== Your goal ==
Retype the whole listing verbatim and keep the pictures out of it.

..........

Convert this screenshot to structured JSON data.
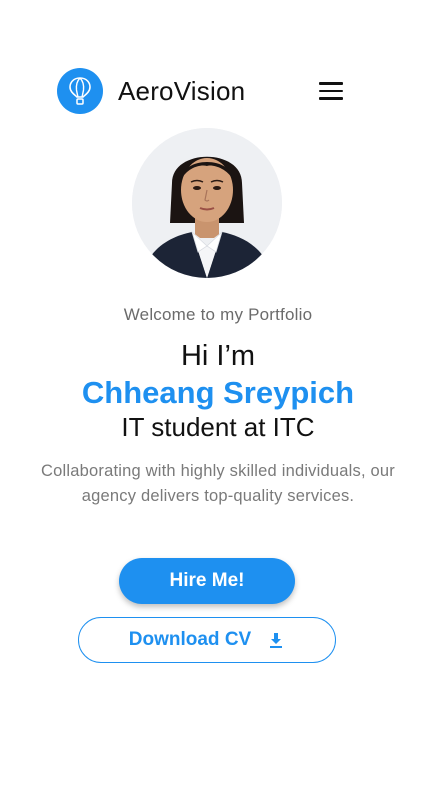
{
  "header": {
    "brand": "AeroVision",
    "logo_icon": "hot-air-balloon-icon",
    "menu_icon": "hamburger-menu-icon",
    "accent_color": "#1e90f0"
  },
  "hero": {
    "welcome": "Welcome to my Portfolio",
    "greeting": "Hi I’m",
    "name": "Chheang Sreypich",
    "role": "IT student at ITC",
    "description": "Collaborating with highly skilled individuals, our agency delivers top-quality services."
  },
  "actions": {
    "hire_label": "Hire Me!",
    "download_label": "Download CV",
    "download_icon": "download-icon"
  }
}
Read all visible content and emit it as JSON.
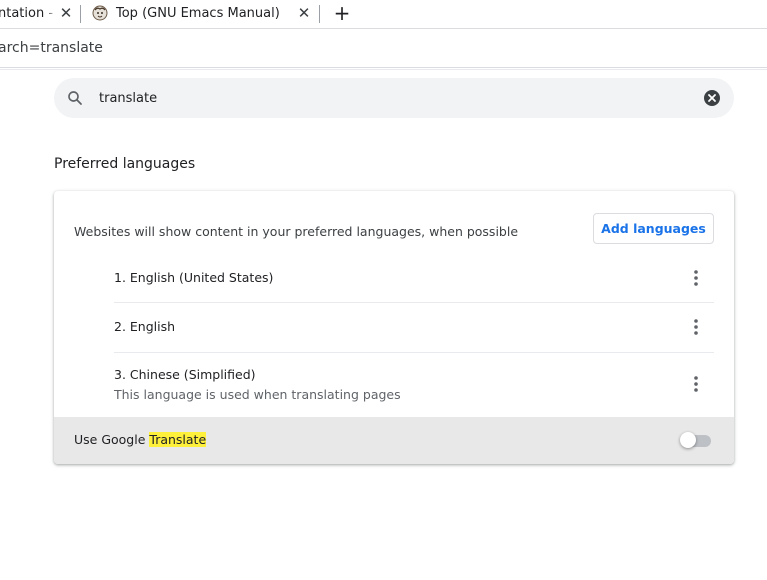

..........

== Worked solution ==
Convert this screenshot to structured JSON data.
{
  "header": {
    "brand": "AeroVision",
    "logo_icon": "hot-air-balloon-icon",
    "menu_icon": "hamburger-menu-icon",
    "accent_color": "#1e90f0"
  },
  "hero": {
    "welcome": "Welcome to my Portfolio",
    "greeting": "Hi I’m",
    "name": "Chheang Sreypich",
    "role": "IT student at ITC",
    "description": "Collaborating with highly skilled individuals, our agency delivers top-quality services."
  },
  "actions": {
    "hire_label": "Hire Me!",
    "download_label": "Download CV",
    "download_icon": "download-icon"
  }
}
Read all visible content and emit it as JSON.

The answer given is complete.